Study questions:
[a] In the text on the electricity trading experiment, how is the optimal obtained?
[b] Echo the part of the electricity trading text starting with "5.2. Result" and going on through "its own welfare.", word for word.
[Opening Text for analysis section]
In this experiment, two baseline methods were compared with the LFS-DA. The first, RTP (dual composition), employed Algorithm 1. However, the demand and supply were usually not balanced before the algorithm converged to the optimal solution, in which case the utility conducting the RTP would compensate the difference by buying the deficit electricity from or selling the surplus electricity to the outside grid, respectively. The cost for the compensation was assumed to be redistributed equally among the agents. RTP without compensation shows the social welfare before the difference is compensated. Although dual decomposition-based RTP could increase prosumers’ welfare, it was reduced because of compensation by the utility. The second method is without trading, that is electricity trading does not occur in the regional market. Instead, agents attempt to increase their welfare by using their batteries and elasticity of demand. The optimal is numerically obtained by solving the primal problem using a solver.

5.2. Result

The value of the social welfare is shown in Figure 5 as a function of time. This clearly shows that the LFS-DA outperforms the RTP algorithm based on dual decomposition. Especially, in the early stages of the iteration, the LFS-DA was found to outperform the RTP algorithm significantly. Although the LFS-DA mechanism was able to obtain an exact balance between demand and supply, the RTP algorithm was unable to modify prosumers’ bids and asks reactively. The cost associated with the lack of compensation had a negative impact on the overall social welfare, although each agent would still be able to increase its own welfare.
[Closing Text for analysis section]
[Opening Recorded data section]
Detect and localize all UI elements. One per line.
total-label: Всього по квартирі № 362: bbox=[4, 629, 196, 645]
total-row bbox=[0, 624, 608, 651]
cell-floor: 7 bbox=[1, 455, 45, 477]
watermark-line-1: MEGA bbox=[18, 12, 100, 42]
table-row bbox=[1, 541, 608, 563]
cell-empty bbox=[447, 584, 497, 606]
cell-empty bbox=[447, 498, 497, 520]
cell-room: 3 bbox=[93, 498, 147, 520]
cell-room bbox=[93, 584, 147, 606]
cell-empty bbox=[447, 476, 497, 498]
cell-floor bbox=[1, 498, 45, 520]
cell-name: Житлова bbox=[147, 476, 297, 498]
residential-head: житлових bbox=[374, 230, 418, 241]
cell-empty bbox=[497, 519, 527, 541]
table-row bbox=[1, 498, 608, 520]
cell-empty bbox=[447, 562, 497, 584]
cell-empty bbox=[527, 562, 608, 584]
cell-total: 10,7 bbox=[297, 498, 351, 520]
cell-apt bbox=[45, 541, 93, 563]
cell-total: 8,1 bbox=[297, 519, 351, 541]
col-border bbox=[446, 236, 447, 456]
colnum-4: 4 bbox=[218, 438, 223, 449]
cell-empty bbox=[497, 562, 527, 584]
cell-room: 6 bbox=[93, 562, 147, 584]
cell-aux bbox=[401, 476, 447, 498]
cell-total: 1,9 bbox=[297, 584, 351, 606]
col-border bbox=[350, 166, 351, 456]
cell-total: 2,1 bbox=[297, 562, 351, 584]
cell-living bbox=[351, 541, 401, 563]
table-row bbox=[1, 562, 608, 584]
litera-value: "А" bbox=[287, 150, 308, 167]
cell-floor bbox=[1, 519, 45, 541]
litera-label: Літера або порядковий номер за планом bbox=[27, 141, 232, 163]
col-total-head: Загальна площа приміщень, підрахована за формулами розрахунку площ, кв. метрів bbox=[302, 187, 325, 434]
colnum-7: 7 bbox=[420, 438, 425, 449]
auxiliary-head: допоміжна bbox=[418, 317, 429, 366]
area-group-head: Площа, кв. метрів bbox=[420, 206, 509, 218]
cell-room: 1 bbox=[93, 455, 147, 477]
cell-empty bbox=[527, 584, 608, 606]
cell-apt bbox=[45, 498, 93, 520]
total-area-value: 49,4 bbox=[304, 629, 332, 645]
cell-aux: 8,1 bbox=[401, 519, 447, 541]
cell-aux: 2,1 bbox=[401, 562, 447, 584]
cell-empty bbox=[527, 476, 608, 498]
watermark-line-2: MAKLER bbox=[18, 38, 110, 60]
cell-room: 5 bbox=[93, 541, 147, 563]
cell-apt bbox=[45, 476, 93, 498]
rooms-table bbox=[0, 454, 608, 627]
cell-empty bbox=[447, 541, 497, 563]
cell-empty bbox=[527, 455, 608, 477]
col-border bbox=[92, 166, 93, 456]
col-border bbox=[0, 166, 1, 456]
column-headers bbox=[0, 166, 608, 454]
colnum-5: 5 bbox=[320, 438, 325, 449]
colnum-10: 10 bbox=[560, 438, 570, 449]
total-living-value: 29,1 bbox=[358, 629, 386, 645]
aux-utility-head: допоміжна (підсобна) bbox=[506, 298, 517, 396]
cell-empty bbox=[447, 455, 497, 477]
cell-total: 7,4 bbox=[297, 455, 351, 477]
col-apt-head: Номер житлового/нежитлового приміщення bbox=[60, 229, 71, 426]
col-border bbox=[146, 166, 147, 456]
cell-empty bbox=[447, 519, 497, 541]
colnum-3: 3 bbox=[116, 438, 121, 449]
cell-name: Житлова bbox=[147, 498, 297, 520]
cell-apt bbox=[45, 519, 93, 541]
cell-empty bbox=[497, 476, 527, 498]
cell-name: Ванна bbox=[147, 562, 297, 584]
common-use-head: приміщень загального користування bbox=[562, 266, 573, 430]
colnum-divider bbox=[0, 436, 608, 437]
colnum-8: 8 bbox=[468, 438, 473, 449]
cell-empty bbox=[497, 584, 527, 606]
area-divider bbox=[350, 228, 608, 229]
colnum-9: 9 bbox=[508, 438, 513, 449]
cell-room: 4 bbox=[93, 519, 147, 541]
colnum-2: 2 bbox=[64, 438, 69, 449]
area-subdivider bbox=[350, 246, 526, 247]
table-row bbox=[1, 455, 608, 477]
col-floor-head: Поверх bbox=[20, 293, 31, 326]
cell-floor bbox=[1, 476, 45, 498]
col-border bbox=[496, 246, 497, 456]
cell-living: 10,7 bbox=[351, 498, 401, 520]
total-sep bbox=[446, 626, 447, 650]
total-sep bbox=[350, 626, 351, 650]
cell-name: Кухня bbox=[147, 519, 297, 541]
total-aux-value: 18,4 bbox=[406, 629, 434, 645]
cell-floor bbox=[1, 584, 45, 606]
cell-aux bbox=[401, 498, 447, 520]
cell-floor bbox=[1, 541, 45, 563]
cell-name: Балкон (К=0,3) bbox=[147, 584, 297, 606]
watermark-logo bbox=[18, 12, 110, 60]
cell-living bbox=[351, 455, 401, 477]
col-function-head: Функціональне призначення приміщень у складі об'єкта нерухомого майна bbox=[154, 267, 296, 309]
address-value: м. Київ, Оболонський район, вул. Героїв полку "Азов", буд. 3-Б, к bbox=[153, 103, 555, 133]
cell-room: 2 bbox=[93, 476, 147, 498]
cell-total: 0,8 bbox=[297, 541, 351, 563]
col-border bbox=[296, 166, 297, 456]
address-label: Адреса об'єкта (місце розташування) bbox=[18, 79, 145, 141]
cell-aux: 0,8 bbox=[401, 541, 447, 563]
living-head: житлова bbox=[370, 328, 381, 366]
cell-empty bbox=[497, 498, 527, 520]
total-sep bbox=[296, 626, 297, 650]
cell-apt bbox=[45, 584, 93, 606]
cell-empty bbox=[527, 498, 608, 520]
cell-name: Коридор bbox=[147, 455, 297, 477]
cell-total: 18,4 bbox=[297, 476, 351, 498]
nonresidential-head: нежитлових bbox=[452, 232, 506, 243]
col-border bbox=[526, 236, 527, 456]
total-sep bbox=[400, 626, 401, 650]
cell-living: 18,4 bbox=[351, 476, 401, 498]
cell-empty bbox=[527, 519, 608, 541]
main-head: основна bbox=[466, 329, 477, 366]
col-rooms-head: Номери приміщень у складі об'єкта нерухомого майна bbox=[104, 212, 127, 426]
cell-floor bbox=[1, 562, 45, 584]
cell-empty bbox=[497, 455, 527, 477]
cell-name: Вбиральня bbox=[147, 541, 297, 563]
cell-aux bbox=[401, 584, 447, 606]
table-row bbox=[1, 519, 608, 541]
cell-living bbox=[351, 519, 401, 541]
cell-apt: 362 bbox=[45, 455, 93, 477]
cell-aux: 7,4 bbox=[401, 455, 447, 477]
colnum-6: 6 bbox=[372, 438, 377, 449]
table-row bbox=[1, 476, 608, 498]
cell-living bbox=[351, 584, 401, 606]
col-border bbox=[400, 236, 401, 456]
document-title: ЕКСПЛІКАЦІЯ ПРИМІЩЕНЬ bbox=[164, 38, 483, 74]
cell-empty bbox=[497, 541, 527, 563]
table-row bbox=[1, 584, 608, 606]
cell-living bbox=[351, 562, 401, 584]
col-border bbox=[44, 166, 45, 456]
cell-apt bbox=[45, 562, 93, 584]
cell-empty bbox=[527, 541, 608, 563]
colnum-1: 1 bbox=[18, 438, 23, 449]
[Closing Recorded data section]
Task solutions:
[a] By numerically solving the primal problem with a solver.

[b]
5.2. Result

The value of the social welfare is shown in Figure 5 as a function of time. This clearly shows that the LFS-DA outperforms the RTP algorithm based on dual decomposition. Especially, in the early stages of the iteration, the LFS-DA was found to outperform the RTP algorithm significantly. Although the LFS-DA mechanism was able to obtain an exact balance between demand and supply, the RTP algorithm was unable to modify prosumers’ bids and asks reactively. The cost associated with the lack of compensation had a negative impact on the overall social welfare, although each agent would still be able to increase its own welfare.